→ Records provided
---*---
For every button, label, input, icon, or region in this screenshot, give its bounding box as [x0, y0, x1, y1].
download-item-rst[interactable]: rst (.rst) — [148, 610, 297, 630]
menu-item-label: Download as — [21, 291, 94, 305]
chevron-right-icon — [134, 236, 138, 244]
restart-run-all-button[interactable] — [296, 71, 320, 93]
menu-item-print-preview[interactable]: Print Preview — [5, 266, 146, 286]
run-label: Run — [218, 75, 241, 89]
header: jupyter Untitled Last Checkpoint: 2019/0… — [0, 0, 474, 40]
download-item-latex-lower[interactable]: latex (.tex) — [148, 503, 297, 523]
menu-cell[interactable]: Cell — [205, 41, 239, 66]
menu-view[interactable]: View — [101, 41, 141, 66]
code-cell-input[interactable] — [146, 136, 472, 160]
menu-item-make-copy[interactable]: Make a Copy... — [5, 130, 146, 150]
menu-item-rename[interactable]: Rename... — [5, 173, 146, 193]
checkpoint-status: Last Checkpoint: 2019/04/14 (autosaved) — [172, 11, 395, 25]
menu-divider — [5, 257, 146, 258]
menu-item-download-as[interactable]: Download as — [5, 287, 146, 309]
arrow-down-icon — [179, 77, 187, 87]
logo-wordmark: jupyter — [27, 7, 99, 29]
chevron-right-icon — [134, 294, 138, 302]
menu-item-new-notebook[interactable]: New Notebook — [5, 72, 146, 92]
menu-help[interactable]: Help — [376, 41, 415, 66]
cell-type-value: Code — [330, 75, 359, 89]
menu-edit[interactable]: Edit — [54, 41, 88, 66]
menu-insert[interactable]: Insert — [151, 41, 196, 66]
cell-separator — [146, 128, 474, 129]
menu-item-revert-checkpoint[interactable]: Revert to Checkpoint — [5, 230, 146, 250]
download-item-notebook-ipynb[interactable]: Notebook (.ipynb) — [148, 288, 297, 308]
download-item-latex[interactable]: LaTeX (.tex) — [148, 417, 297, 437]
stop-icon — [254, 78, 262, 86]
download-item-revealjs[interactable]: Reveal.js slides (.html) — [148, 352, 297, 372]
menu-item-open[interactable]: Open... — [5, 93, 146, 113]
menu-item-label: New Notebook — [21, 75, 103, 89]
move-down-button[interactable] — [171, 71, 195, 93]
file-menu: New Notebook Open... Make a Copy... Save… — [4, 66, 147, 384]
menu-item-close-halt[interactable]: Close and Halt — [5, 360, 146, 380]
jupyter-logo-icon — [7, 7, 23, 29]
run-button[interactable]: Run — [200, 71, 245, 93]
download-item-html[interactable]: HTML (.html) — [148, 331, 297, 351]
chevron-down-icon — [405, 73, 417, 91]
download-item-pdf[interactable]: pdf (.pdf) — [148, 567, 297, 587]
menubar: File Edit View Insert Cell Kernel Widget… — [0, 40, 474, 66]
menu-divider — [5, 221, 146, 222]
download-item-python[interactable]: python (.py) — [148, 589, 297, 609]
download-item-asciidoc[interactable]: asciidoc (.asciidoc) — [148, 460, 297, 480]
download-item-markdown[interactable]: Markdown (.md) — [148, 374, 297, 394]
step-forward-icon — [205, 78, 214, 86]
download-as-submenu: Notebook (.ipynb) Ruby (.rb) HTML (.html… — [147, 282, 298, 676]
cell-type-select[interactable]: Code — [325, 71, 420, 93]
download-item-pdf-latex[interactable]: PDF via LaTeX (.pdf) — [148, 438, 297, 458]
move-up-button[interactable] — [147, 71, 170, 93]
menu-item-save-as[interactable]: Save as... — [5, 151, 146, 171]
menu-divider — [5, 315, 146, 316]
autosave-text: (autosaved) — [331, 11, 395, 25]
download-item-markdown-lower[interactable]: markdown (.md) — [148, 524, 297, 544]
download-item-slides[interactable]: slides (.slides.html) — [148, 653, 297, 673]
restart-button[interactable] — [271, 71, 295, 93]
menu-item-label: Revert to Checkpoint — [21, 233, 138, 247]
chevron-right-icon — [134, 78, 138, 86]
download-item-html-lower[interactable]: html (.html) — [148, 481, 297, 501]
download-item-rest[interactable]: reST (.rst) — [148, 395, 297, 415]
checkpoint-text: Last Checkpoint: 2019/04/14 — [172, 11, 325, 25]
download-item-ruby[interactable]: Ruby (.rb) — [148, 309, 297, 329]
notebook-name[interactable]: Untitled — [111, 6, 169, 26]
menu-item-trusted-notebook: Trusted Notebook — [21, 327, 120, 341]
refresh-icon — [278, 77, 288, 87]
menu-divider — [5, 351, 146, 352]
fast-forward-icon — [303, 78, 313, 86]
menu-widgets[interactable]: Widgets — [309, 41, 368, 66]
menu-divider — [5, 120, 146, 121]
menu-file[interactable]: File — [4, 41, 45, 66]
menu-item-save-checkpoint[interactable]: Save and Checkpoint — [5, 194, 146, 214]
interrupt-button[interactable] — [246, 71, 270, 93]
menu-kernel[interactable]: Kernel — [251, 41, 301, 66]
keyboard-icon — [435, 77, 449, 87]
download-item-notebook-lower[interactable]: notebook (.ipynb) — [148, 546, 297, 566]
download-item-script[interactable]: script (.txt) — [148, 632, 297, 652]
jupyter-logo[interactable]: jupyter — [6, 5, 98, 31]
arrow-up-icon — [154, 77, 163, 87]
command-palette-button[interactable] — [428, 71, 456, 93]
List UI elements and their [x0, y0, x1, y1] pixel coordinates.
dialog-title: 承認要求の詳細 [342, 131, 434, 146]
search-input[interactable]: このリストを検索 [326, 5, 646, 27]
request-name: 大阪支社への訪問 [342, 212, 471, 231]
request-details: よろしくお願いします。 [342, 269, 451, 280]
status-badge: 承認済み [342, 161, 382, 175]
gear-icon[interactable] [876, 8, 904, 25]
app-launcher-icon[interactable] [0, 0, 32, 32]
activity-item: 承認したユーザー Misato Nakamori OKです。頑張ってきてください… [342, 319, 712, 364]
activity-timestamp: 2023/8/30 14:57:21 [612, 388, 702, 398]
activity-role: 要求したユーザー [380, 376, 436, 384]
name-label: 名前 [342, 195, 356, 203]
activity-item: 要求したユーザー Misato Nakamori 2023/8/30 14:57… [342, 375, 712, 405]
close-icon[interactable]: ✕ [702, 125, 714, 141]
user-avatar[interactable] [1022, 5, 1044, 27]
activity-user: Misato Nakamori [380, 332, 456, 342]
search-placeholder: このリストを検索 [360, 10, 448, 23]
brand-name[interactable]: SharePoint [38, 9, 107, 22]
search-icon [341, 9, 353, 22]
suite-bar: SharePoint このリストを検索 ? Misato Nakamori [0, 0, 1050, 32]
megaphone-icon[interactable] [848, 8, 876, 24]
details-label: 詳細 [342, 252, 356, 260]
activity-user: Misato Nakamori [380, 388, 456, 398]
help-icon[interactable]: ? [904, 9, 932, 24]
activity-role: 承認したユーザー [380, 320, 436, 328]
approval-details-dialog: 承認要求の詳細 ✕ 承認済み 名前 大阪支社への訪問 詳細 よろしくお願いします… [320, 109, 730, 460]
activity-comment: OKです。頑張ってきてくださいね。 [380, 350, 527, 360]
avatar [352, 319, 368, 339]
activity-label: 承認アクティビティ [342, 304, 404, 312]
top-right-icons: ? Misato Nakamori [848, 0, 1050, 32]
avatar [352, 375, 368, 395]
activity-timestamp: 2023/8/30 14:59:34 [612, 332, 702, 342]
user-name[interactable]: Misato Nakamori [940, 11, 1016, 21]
---*---
→ Instructions for the task
Please output every line of the data above exactly, with nothing changed.

→ Finished task
For every button, label, input, icon, or region in this screenshot, give its bounding box as [x0, y0, x1, y1].
download-item-rst[interactable]: rst (.rst) — [148, 610, 297, 630]
menu-item-label: Download as — [21, 291, 94, 305]
chevron-right-icon — [134, 236, 138, 244]
restart-run-all-button[interactable] — [296, 71, 320, 93]
menu-item-print-preview[interactable]: Print Preview — [5, 266, 146, 286]
run-label: Run — [218, 75, 241, 89]
header: jupyter Untitled Last Checkpoint: 2019/0… — [0, 0, 474, 40]
download-item-latex-lower[interactable]: latex (.tex) — [148, 503, 297, 523]
menu-cell[interactable]: Cell — [205, 41, 239, 66]
menu-view[interactable]: View — [101, 41, 141, 66]
code-cell-input[interactable] — [146, 136, 472, 160]
menu-item-make-copy[interactable]: Make a Copy... — [5, 130, 146, 150]
menu-item-rename[interactable]: Rename... — [5, 173, 146, 193]
checkpoint-status: Last Checkpoint: 2019/04/14 (autosaved) — [172, 11, 395, 25]
menu-divider — [5, 257, 146, 258]
menu-item-download-as[interactable]: Download as — [5, 287, 146, 309]
arrow-down-icon — [179, 77, 187, 87]
logo-wordmark: jupyter — [27, 7, 99, 29]
chevron-right-icon — [134, 294, 138, 302]
menu-item-new-notebook[interactable]: New Notebook — [5, 72, 146, 92]
menu-help[interactable]: Help — [376, 41, 415, 66]
cell-type-value: Code — [330, 75, 359, 89]
menu-edit[interactable]: Edit — [54, 41, 88, 66]
menu-insert[interactable]: Insert — [151, 41, 196, 66]
cell-separator — [146, 128, 474, 129]
menu-item-revert-checkpoint[interactable]: Revert to Checkpoint — [5, 230, 146, 250]
download-item-notebook-ipynb[interactable]: Notebook (.ipynb) — [148, 288, 297, 308]
download-item-latex[interactable]: LaTeX (.tex) — [148, 417, 297, 437]
stop-icon — [254, 78, 262, 86]
download-item-revealjs[interactable]: Reveal.js slides (.html) — [148, 352, 297, 372]
menu-item-open[interactable]: Open... — [5, 93, 146, 113]
menu-item-label: New Notebook — [21, 75, 103, 89]
move-down-button[interactable] — [171, 71, 195, 93]
file-menu: New Notebook Open... Make a Copy... Save… — [4, 66, 147, 384]
menu-item-close-halt[interactable]: Close and Halt — [5, 360, 146, 380]
jupyter-logo-icon — [7, 7, 23, 29]
run-button[interactable]: Run — [200, 71, 245, 93]
download-item-html[interactable]: HTML (.html) — [148, 331, 297, 351]
chevron-down-icon — [405, 73, 417, 91]
download-item-pdf[interactable]: pdf (.pdf) — [148, 567, 297, 587]
menubar: File Edit View Insert Cell Kernel Widget… — [0, 40, 474, 66]
menu-divider — [5, 221, 146, 222]
download-item-python[interactable]: python (.py) — [148, 589, 297, 609]
download-item-asciidoc[interactable]: asciidoc (.asciidoc) — [148, 460, 297, 480]
download-item-markdown[interactable]: Markdown (.md) — [148, 374, 297, 394]
step-forward-icon — [205, 78, 214, 86]
download-as-submenu: Notebook (.ipynb) Ruby (.rb) HTML (.html… — [147, 282, 298, 676]
cell-type-select[interactable]: Code — [325, 71, 420, 93]
download-item-pdf-latex[interactable]: PDF via LaTeX (.pdf) — [148, 438, 297, 458]
move-up-button[interactable] — [147, 71, 170, 93]
menu-item-save-as[interactable]: Save as... — [5, 151, 146, 171]
menu-divider — [5, 315, 146, 316]
autosave-text: (autosaved) — [331, 11, 395, 25]
download-item-markdown-lower[interactable]: markdown (.md) — [148, 524, 297, 544]
download-item-slides[interactable]: slides (.slides.html) — [148, 653, 297, 673]
restart-button[interactable] — [271, 71, 295, 93]
menu-item-label: Revert to Checkpoint — [21, 233, 138, 247]
chevron-right-icon — [134, 78, 138, 86]
download-item-html-lower[interactable]: html (.html) — [148, 481, 297, 501]
download-item-rest[interactable]: reST (.rst) — [148, 395, 297, 415]
checkpoint-text: Last Checkpoint: 2019/04/14 — [172, 11, 325, 25]
download-item-ruby[interactable]: Ruby (.rb) — [148, 309, 297, 329]
notebook-name[interactable]: Untitled — [111, 6, 169, 26]
menu-item-trusted-notebook: Trusted Notebook — [21, 327, 120, 341]
refresh-icon — [278, 77, 288, 87]
menu-divider — [5, 351, 146, 352]
fast-forward-icon — [303, 78, 313, 86]
menu-widgets[interactable]: Widgets — [309, 41, 368, 66]
menu-divider — [5, 120, 146, 121]
menu-file[interactable]: File — [4, 41, 45, 66]
menu-item-save-checkpoint[interactable]: Save and Checkpoint — [5, 194, 146, 214]
interrupt-button[interactable] — [246, 71, 270, 93]
menu-kernel[interactable]: Kernel — [251, 41, 301, 66]
keyboard-icon — [435, 77, 449, 87]
download-item-notebook-lower[interactable]: notebook (.ipynb) — [148, 546, 297, 566]
download-item-script[interactable]: script (.txt) — [148, 632, 297, 652]
jupyter-logo[interactable]: jupyter — [6, 5, 98, 31]
arrow-up-icon — [154, 77, 163, 87]
command-palette-button[interactable] — [428, 71, 456, 93]
List UI elements and their [x0, y0, x1, y1] pixel coordinates.
dialog-title: 承認要求の詳細 [342, 131, 434, 146]
search-input[interactable]: このリストを検索 [326, 5, 646, 27]
request-name: 大阪支社への訪問 [342, 212, 471, 231]
request-details: よろしくお願いします。 [342, 269, 451, 280]
status-badge: 承認済み [342, 161, 382, 175]
gear-icon[interactable] [876, 8, 904, 25]
app-launcher-icon[interactable] [0, 0, 32, 32]
activity-item: 承認したユーザー Misato Nakamori OKです。頑張ってきてください… [342, 319, 712, 364]
activity-timestamp: 2023/8/30 14:57:21 [612, 388, 702, 398]
activity-role: 要求したユーザー [380, 376, 436, 384]
name-label: 名前 [342, 195, 356, 203]
activity-item: 要求したユーザー Misato Nakamori 2023/8/30 14:57… [342, 375, 712, 405]
close-icon[interactable]: ✕ [702, 125, 714, 141]
user-avatar[interactable] [1022, 5, 1044, 27]
activity-user: Misato Nakamori [380, 332, 456, 342]
search-placeholder: このリストを検索 [360, 10, 448, 23]
brand-name[interactable]: SharePoint [38, 9, 107, 22]
search-icon [341, 9, 353, 22]
suite-bar: SharePoint このリストを検索 ? Misato Nakamori [0, 0, 1050, 32]
megaphone-icon[interactable] [848, 8, 876, 24]
details-label: 詳細 [342, 252, 356, 260]
activity-user: Misato Nakamori [380, 388, 456, 398]
help-icon[interactable]: ? [904, 9, 932, 24]
activity-role: 承認したユーザー [380, 320, 436, 328]
approval-details-dialog: 承認要求の詳細 ✕ 承認済み 名前 大阪支社への訪問 詳細 よろしくお願いします… [320, 109, 730, 460]
activity-comment: OKです。頑張ってきてくださいね。 [380, 350, 527, 360]
avatar [352, 319, 368, 339]
activity-label: 承認アクティビティ [342, 304, 404, 312]
top-right-icons: ? Misato Nakamori [848, 0, 1050, 32]
avatar [352, 375, 368, 395]
activity-timestamp: 2023/8/30 14:59:34 [612, 332, 702, 342]
user-name[interactable]: Misato Nakamori [940, 11, 1016, 21]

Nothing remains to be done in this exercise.